▶ SUPPLIED DATA:
^^^^

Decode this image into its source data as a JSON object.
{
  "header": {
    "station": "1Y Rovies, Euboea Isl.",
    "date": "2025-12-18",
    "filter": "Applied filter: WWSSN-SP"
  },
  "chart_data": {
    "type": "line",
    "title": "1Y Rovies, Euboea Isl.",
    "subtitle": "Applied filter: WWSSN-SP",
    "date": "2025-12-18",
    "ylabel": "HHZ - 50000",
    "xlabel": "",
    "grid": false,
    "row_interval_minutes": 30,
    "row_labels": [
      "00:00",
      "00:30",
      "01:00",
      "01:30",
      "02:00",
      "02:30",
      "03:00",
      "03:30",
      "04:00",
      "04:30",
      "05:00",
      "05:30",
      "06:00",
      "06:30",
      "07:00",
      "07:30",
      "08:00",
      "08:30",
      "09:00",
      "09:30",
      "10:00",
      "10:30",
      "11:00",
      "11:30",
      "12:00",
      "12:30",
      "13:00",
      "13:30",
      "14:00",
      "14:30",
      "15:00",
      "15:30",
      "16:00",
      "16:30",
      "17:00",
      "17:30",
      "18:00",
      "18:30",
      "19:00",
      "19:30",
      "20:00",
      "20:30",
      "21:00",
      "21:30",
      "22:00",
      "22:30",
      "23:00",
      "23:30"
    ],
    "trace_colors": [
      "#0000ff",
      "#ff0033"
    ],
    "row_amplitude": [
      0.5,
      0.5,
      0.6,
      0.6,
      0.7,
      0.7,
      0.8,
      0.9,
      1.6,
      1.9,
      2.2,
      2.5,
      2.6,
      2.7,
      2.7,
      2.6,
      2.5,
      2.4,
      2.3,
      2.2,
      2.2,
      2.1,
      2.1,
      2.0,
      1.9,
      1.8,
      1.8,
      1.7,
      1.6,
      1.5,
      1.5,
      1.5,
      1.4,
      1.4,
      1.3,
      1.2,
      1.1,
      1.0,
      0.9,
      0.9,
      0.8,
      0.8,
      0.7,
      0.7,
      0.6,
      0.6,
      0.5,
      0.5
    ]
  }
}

^^^^

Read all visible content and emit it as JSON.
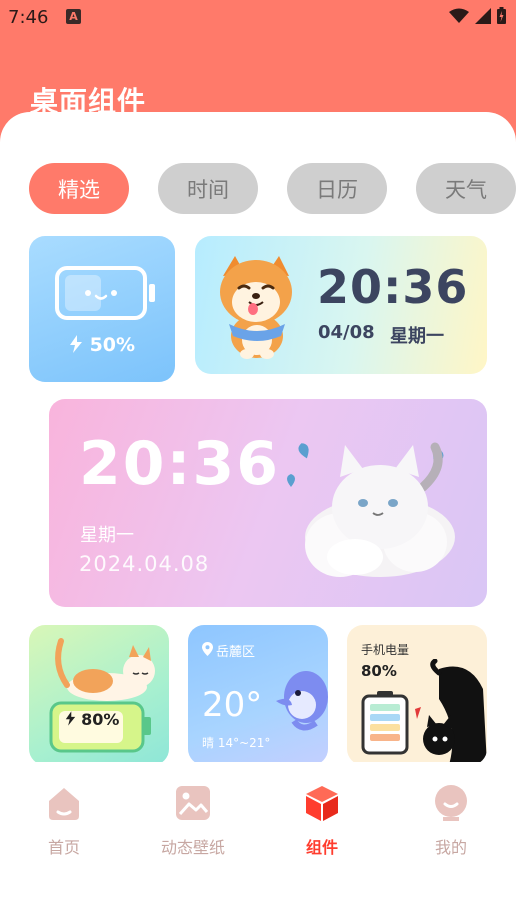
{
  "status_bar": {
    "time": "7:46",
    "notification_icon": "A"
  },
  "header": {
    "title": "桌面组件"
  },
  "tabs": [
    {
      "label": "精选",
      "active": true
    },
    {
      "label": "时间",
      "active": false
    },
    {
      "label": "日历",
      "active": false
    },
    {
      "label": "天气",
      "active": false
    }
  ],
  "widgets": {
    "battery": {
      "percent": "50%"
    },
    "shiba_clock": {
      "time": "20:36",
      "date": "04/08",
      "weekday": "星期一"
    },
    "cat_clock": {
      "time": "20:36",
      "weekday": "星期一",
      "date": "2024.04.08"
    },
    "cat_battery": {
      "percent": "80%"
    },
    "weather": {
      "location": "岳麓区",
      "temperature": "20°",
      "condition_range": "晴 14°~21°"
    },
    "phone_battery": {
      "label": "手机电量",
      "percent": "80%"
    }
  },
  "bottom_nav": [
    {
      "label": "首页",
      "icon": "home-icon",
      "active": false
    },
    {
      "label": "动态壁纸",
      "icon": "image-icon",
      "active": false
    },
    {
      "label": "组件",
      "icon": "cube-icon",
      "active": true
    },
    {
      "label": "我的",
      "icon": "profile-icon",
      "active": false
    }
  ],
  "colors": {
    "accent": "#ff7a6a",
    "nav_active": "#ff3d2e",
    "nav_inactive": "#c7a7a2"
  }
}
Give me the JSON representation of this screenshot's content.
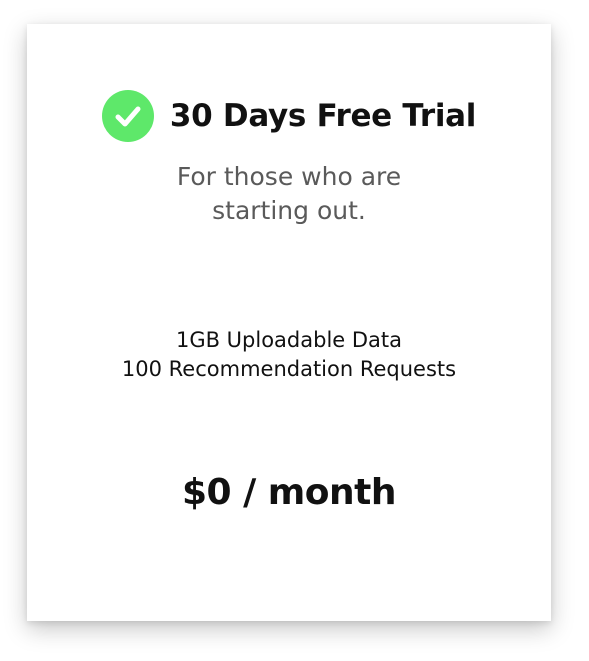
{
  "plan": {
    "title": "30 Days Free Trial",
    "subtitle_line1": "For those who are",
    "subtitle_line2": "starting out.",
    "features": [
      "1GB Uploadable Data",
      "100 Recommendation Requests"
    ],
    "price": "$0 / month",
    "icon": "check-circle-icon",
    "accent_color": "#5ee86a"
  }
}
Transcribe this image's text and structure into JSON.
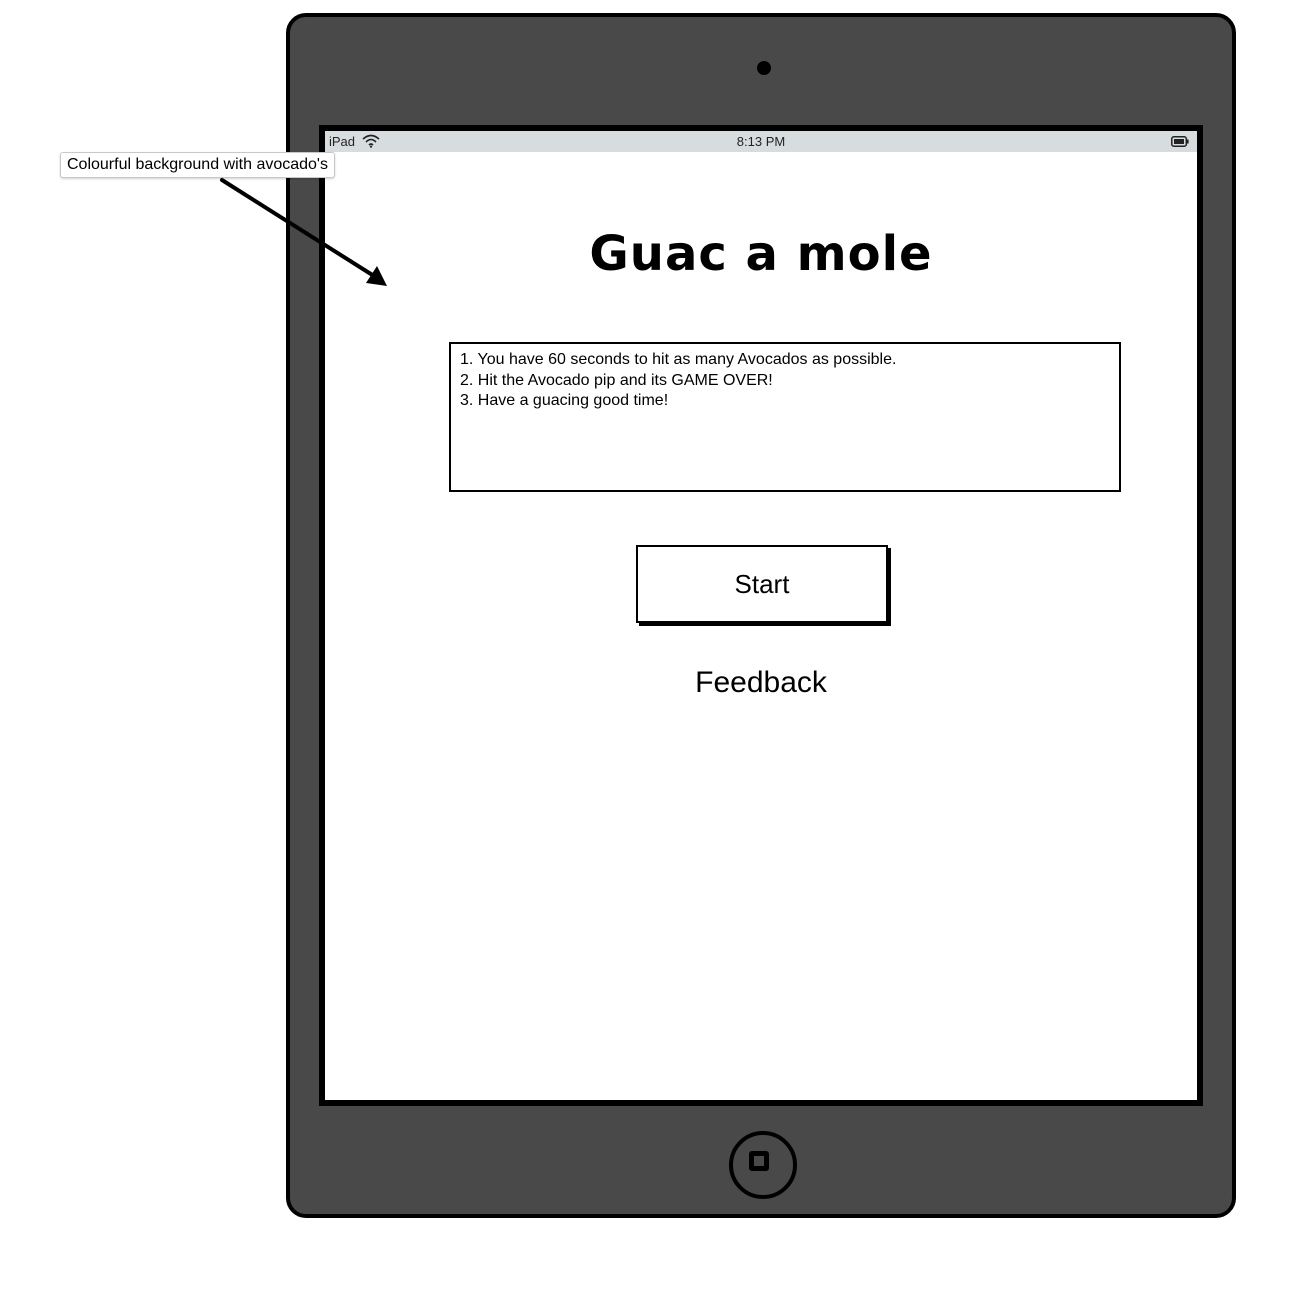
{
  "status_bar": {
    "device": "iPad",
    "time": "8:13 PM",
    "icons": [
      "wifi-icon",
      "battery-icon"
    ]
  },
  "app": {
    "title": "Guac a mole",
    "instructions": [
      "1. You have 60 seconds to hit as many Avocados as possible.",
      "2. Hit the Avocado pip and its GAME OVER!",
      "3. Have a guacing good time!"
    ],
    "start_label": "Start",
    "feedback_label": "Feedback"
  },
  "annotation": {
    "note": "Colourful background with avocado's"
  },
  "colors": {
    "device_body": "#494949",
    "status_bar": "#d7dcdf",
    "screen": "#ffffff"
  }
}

^^^^

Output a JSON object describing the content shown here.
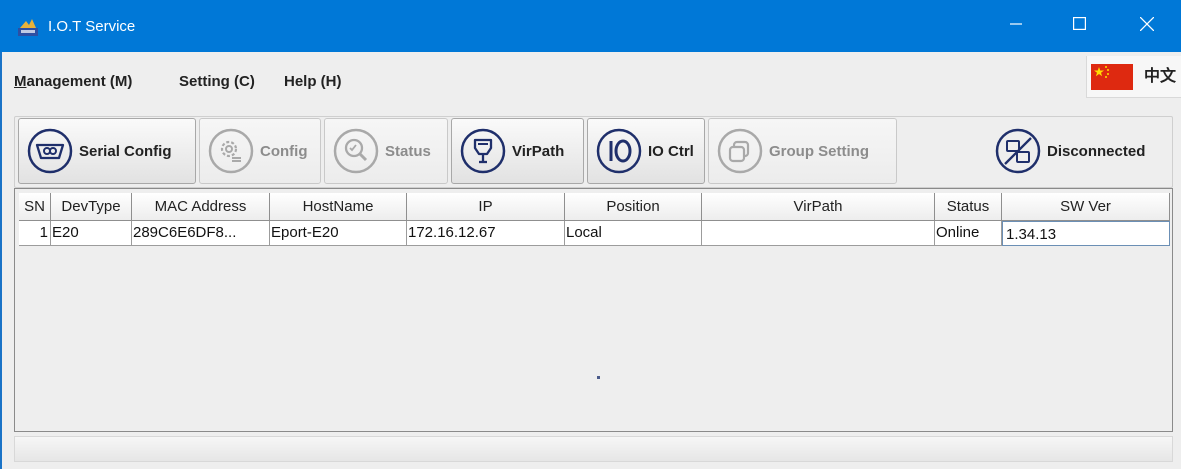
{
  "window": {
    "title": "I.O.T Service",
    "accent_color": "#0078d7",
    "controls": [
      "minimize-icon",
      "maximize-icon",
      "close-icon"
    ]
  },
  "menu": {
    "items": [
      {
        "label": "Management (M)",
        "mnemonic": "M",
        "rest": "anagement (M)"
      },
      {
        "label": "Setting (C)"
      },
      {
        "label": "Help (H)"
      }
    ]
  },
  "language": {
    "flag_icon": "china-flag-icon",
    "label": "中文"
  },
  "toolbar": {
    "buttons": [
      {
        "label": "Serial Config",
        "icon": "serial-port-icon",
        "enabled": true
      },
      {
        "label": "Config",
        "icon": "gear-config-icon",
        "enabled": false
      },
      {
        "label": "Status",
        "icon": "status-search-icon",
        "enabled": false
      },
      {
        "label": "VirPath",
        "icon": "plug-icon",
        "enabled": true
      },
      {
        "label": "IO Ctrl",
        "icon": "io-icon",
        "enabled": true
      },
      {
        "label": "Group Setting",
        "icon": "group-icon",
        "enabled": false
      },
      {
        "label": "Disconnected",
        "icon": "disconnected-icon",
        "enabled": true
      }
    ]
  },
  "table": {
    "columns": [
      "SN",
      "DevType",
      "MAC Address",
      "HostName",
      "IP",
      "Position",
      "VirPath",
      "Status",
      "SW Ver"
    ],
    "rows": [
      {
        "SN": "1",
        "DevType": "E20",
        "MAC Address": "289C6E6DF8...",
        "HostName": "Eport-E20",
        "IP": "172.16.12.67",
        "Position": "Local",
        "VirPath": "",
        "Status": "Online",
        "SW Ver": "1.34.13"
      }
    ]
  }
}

^^^^

▶ EXERCISE PROMPT: Look back over the material above and state how many lines hold the word "JSON". Write the number and nothing else.

▶ FINAL RESULT: 5